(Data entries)

* * * * *

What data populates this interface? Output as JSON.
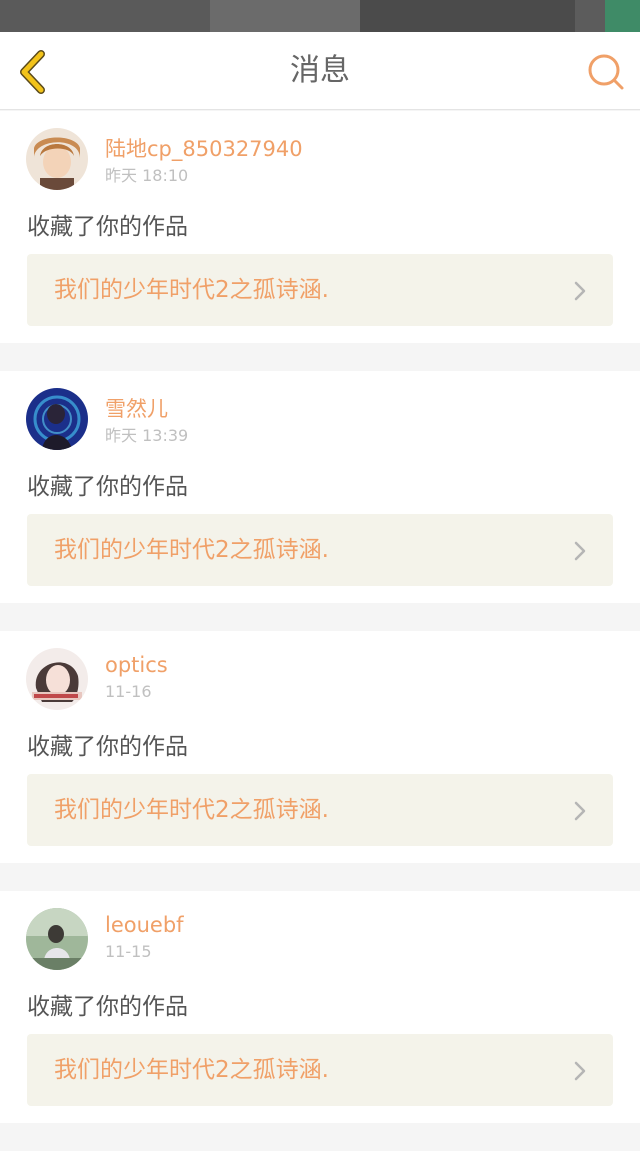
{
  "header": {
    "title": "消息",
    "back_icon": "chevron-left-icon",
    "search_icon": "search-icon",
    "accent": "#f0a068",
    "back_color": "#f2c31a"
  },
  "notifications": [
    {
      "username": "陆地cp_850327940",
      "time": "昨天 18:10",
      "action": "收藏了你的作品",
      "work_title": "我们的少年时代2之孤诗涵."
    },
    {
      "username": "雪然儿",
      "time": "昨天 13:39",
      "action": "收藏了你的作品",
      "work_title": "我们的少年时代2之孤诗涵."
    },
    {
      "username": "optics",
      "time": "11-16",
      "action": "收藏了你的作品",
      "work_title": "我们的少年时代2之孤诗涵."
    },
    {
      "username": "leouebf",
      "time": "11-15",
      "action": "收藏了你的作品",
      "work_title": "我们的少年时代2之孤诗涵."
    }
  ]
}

* * * * *

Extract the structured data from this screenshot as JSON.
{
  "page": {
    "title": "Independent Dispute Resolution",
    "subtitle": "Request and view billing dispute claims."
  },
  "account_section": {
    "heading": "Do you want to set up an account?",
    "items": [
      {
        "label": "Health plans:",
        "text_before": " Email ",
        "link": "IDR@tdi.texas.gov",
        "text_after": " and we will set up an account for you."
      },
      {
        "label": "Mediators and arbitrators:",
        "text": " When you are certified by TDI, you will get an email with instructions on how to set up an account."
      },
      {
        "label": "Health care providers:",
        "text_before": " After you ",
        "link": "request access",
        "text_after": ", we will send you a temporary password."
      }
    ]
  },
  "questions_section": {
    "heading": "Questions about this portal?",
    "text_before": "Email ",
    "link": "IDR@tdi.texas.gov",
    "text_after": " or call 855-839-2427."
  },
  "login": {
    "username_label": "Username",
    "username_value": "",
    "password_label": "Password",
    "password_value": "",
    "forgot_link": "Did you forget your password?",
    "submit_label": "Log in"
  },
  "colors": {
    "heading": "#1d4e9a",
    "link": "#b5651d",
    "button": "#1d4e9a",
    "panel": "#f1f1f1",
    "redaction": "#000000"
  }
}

* * * * *

Task brief -
Copy every line of the listing that includes the string "JSON".

Solution for this problem -
What data populates this interface? Output as JSON.
Extract the structured data from this screenshot as JSON.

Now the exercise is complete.